Reproduce all the entries exactly and keep the pictures out.
---- SUPPLIED MATERIAL
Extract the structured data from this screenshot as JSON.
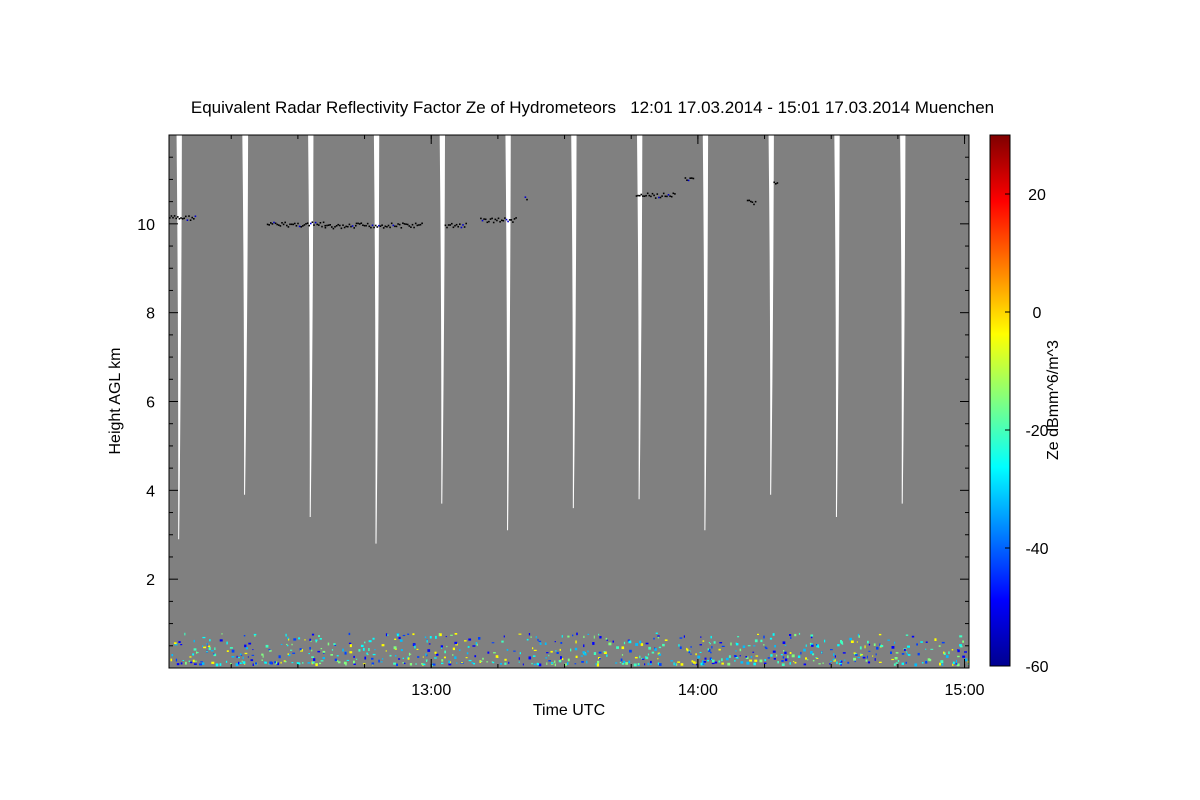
{
  "chart_data": {
    "type": "heatmap",
    "title": "Equivalent Radar Reflectivity Factor Ze of Hydrometeors   12:01 17.03.2014 - 15:01 17.03.2014 Muenchen",
    "xlabel": "Time UTC",
    "ylabel": "Height AGL km",
    "x_range_minutes_utc": [
      721,
      901
    ],
    "xticks": [
      {
        "minute": 780,
        "label": "13:00"
      },
      {
        "minute": 840,
        "label": "14:00"
      },
      {
        "minute": 900,
        "label": "15:00"
      }
    ],
    "ylim": [
      0,
      12
    ],
    "yticks": [
      2,
      4,
      6,
      8,
      10
    ],
    "colorbar": {
      "label": "Ze dBmm^6/m^3",
      "range": [
        -60,
        30
      ],
      "ticks": [
        -60,
        -40,
        -20,
        0,
        20
      ],
      "colormap": "jet"
    },
    "fill_color": "#808080",
    "gap_color": "#ffffff",
    "scan_gaps": [
      {
        "start_min": 722.7,
        "end_min": 723.9,
        "bottom_km": 2.9
      },
      {
        "start_min": 737.5,
        "end_min": 738.8,
        "bottom_km": 3.9
      },
      {
        "start_min": 752.3,
        "end_min": 753.5,
        "bottom_km": 3.4
      },
      {
        "start_min": 767.1,
        "end_min": 768.3,
        "bottom_km": 2.8
      },
      {
        "start_min": 781.9,
        "end_min": 783.1,
        "bottom_km": 3.7
      },
      {
        "start_min": 796.7,
        "end_min": 797.9,
        "bottom_km": 3.1
      },
      {
        "start_min": 811.5,
        "end_min": 812.7,
        "bottom_km": 3.6
      },
      {
        "start_min": 826.3,
        "end_min": 827.5,
        "bottom_km": 3.8
      },
      {
        "start_min": 841.1,
        "end_min": 842.3,
        "bottom_km": 3.1
      },
      {
        "start_min": 855.9,
        "end_min": 857.1,
        "bottom_km": 3.9
      },
      {
        "start_min": 870.7,
        "end_min": 871.9,
        "bottom_km": 3.4
      },
      {
        "start_min": 885.5,
        "end_min": 886.7,
        "bottom_km": 3.7
      }
    ],
    "cirrus_echo_segments": [
      {
        "start_min": 721,
        "end_min": 727,
        "height_km": 10.15
      },
      {
        "start_min": 743,
        "end_min": 756,
        "height_km": 10.0
      },
      {
        "start_min": 756,
        "end_min": 763,
        "height_km": 9.95
      },
      {
        "start_min": 763,
        "end_min": 778,
        "height_km": 9.98
      },
      {
        "start_min": 783,
        "end_min": 788,
        "height_km": 9.98
      },
      {
        "start_min": 791,
        "end_min": 799,
        "height_km": 10.1
      },
      {
        "start_min": 801,
        "end_min": 801.6,
        "height_km": 10.6
      },
      {
        "start_min": 826,
        "end_min": 835,
        "height_km": 10.65
      },
      {
        "start_min": 837,
        "end_min": 839,
        "height_km": 11.0
      },
      {
        "start_min": 851,
        "end_min": 853,
        "height_km": 10.5
      },
      {
        "start_min": 857,
        "end_min": 858,
        "height_km": 10.95
      }
    ],
    "low_level_echo": {
      "height_range_km": [
        0.1,
        0.8
      ],
      "ze_range_dbz": [
        -45,
        -5
      ]
    }
  }
}
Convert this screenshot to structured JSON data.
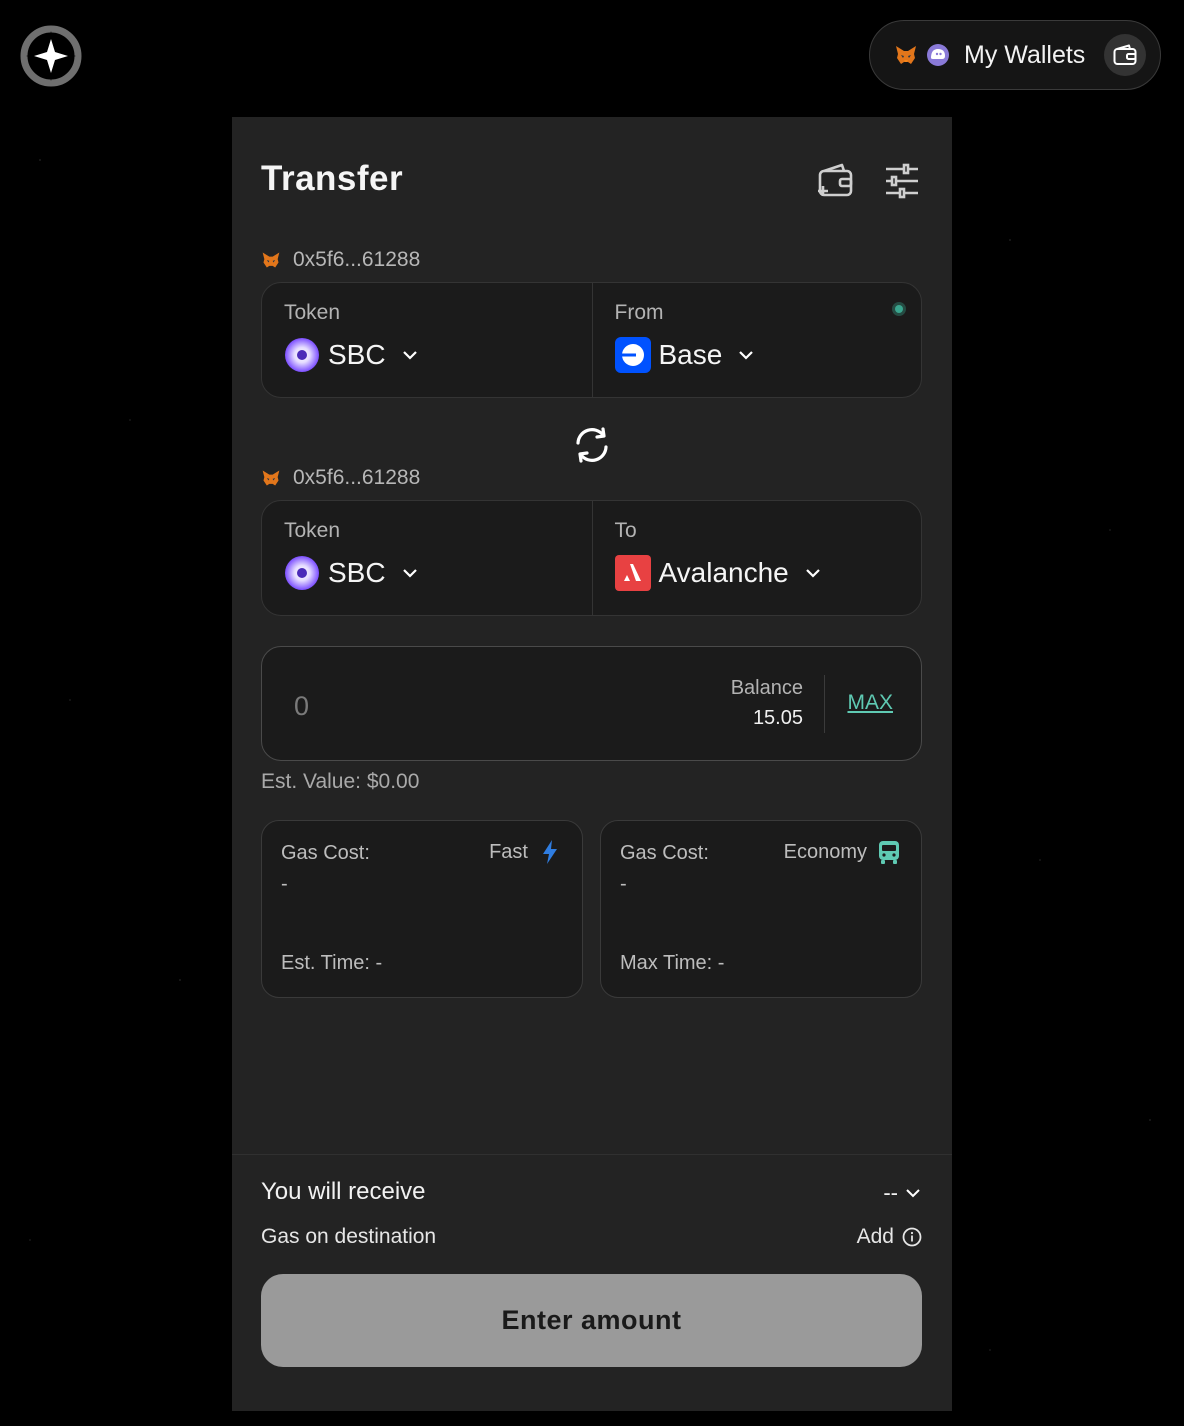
--------
__EXERCISE SOLUTION__
Extract the structured data from this screenshot as JSON.
{
  "chart_data": {
    "type": "heatmap",
    "title": "Equivalent Radar Reflectivity Factor Ze of Hydrometeors   12:01 17.03.2014 - 15:01 17.03.2014 Muenchen",
    "xlabel": "Time UTC",
    "ylabel": "Height AGL km",
    "x_range_minutes_utc": [
      721,
      901
    ],
    "xticks": [
      {
        "minute": 780,
        "label": "13:00"
      },
      {
        "minute": 840,
        "label": "14:00"
      },
      {
        "minute": 900,
        "label": "15:00"
      }
    ],
    "ylim": [
      0,
      12
    ],
    "yticks": [
      2,
      4,
      6,
      8,
      10
    ],
    "colorbar": {
      "label": "Ze dBmm^6/m^3",
      "range": [
        -60,
        30
      ],
      "ticks": [
        -60,
        -40,
        -20,
        0,
        20
      ],
      "colormap": "jet"
    },
    "fill_color": "#808080",
    "gap_color": "#ffffff",
    "scan_gaps": [
      {
        "start_min": 722.7,
        "end_min": 723.9,
        "bottom_km": 2.9
      },
      {
        "start_min": 737.5,
        "end_min": 738.8,
        "bottom_km": 3.9
      },
      {
        "start_min": 752.3,
        "end_min": 753.5,
        "bottom_km": 3.4
      },
      {
        "start_min": 767.1,
        "end_min": 768.3,
        "bottom_km": 2.8
      },
      {
        "start_min": 781.9,
        "end_min": 783.1,
        "bottom_km": 3.7
      },
      {
        "start_min": 796.7,
        "end_min": 797.9,
        "bottom_km": 3.1
      },
      {
        "start_min": 811.5,
        "end_min": 812.7,
        "bottom_km": 3.6
      },
      {
        "start_min": 826.3,
        "end_min": 827.5,
        "bottom_km": 3.8
      },
      {
        "start_min": 841.1,
        "end_min": 842.3,
        "bottom_km": 3.1
      },
      {
        "start_min": 855.9,
        "end_min": 857.1,
        "bottom_km": 3.9
      },
      {
        "start_min": 870.7,
        "end_min": 871.9,
        "bottom_km": 3.4
      },
      {
        "start_min": 885.5,
        "end_min": 886.7,
        "bottom_km": 3.7
      }
    ],
    "cirrus_echo_segments": [
      {
        "start_min": 721,
        "end_min": 727,
        "height_km": 10.15
      },
      {
        "start_min": 743,
        "end_min": 756,
        "height_km": 10.0
      },
      {
        "start_min": 756,
        "end_min": 763,
        "height_km": 9.95
      },
      {
        "start_min": 763,
        "end_min": 778,
        "height_km": 9.98
      },
      {
        "start_min": 783,
        "end_min": 788,
        "height_km": 9.98
      },
      {
        "start_min": 791,
        "end_min": 799,
        "height_km": 10.1
      },
      {
        "start_min": 801,
        "end_min": 801.6,
        "height_km": 10.6
      },
      {
        "start_min": 826,
        "end_min": 835,
        "height_km": 10.65
      },
      {
        "start_min": 837,
        "end_min": 839,
        "height_km": 11.0
      },
      {
        "start_min": 851,
        "end_min": 853,
        "height_km": 10.5
      },
      {
        "start_min": 857,
        "end_min": 858,
        "height_km": 10.95
      }
    ],
    "low_level_echo": {
      "height_range_km": [
        0.1,
        0.8
      ],
      "ze_range_dbz": [
        -45,
        -5
      ]
    }
  }
}
Convert this screenshot to structured JSON data.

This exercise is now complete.